= Instrução =
Reescreva o trecho selecionado começando em "O título do" e seguindo até "nos últimos textos.", trocando "Camarões" por "Lagostas".

= Trecho selecionado =
------------------------------------------------------------------------

Tiro de bazuca embarcado em bicicleta de triathlon

21/03/2021

Coluna Stasis

O título do texto deste mês está propositalmente confuso. Tratamos de reproduzir a confusão mental decorrente dos recentes escândalos com os gastos do exército brasileiro. Camarões, vinhos, champanhes, chicletinho, picanha, doce de leite, cervejas[i], e outras regalias e mordomias que os brasileiros em geral não têm. E aqui basta lembrar que fornecer auxílio-alimentação aos empregados é uma opção dos empregadores, logo raramente acontece. Mais raro ainda é que os empregados não paguem nada a título de coparticipação. Já os servidores públicos em geral costumam receber o benefício – e os militares costumam receber uma alimentação melhor do que a maioria dos brasileiros pode pagar para si. Mas disso já tratamos, em maior ou menor medida, nos últimos textos.

O capítulo mais recente desse escândalo é o dos gastos com a prática de esportes pelos militares. Não é novidade que os militares das forças armadas passam um período considerável do dia praticando esportes, afinal de contas é parte do treinamento para manter o condicionamento físico. Todos estamos, em maior ou menor grau, acostumados a ver militares correndo pelas ruas enfileirados, gritando de forma uníssona frases e palavras de ordem. Tais práticas, como Foucault muito bem demonstrou, são próprias de regimes institucionais (exército, escola, fábrica, família) de disciplinarização dos corpos e, de controle de mente dos milicos, dos trabalhadores, dos indivíduos produtores e consumidores em geral. O que não sabíamos é que esportes caríssimos também são praticados, com o nosso dinheiro – com o escasso dinheiro público que falta na educação, que falta na saúde para compra de cilindros de oxigênio em Manaus etc. – triathlon com bicicletas de quase 30 mil reais cada, esgrima com jaquetas de mais de 1,5 mil, tiro prático com calças de 5,5 mil e jaquetas de 3 mil[ii]. Para que são necessários esses equipamentos?

Um olhar apressado pode fazer-nos concluir justo o que está no título: os militares se preparam para, durante uma guerra, desembarcar em terras inóspitas pedalando bicicletas de triathlon, com uma mão segurando bazucas com as quais atiram e com a outra lutando esgrima. Tudo isso a fim de investir contra as frotas inimigas e proteger o Brasil.

------------------------------------------------------------------------

= Extrato de dados =
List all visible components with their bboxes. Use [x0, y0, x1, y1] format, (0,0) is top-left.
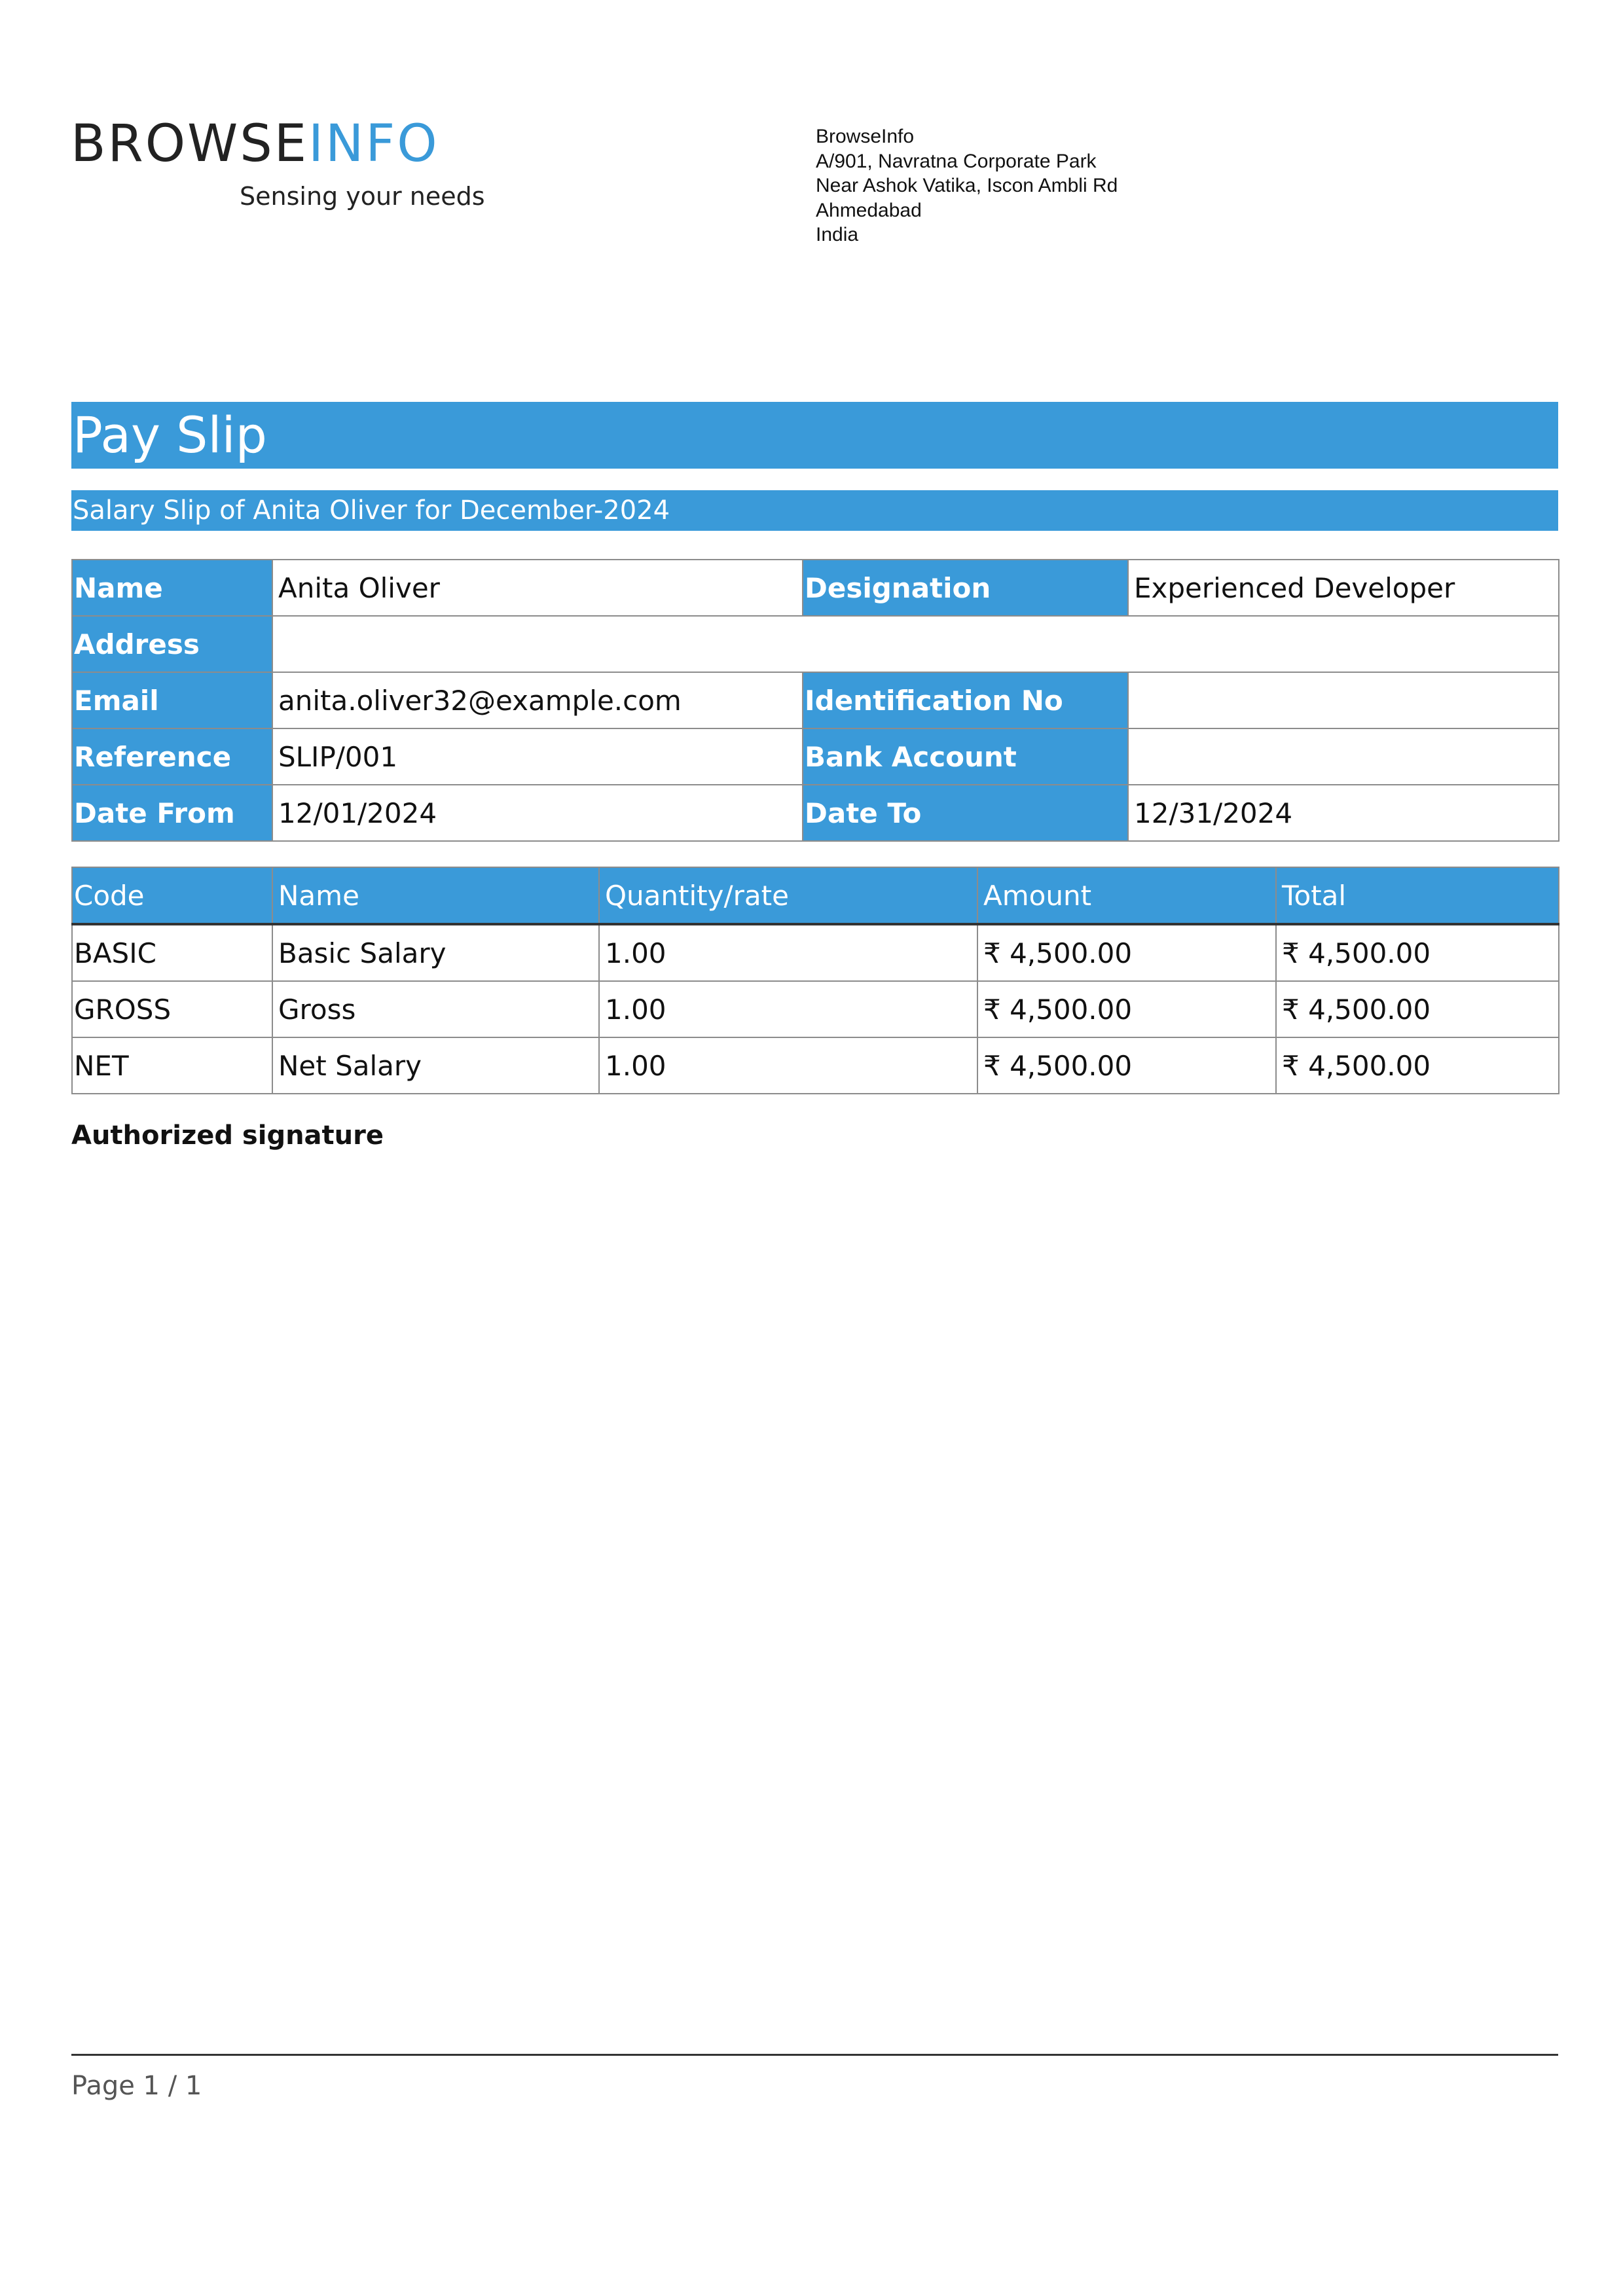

------------------------------------------------------------------------

= Resultado =
O título do texto deste mês está propositalmente confuso. Tratamos de reproduzir a confusão mental decorrente dos recentes escândalos com os gastos do exército brasileiro. Lagostas, vinhos, champanhes, chicletinho, picanha, doce de leite, cervejas[i], e outras regalias e mordomias que os brasileiros em geral não têm. E aqui basta lembrar que fornecer auxílio-alimentação aos empregados é uma opção dos empregadores, logo raramente acontece. Mais raro ainda é que os empregados não paguem nada a título de coparticipação. Já os servidores públicos em geral costumam receber o benefício – e os militares costumam receber uma alimentação melhor do que a maioria dos brasileiros pode pagar para si. Mas disso já tratamos, em maior ou menor medida, nos últimos textos.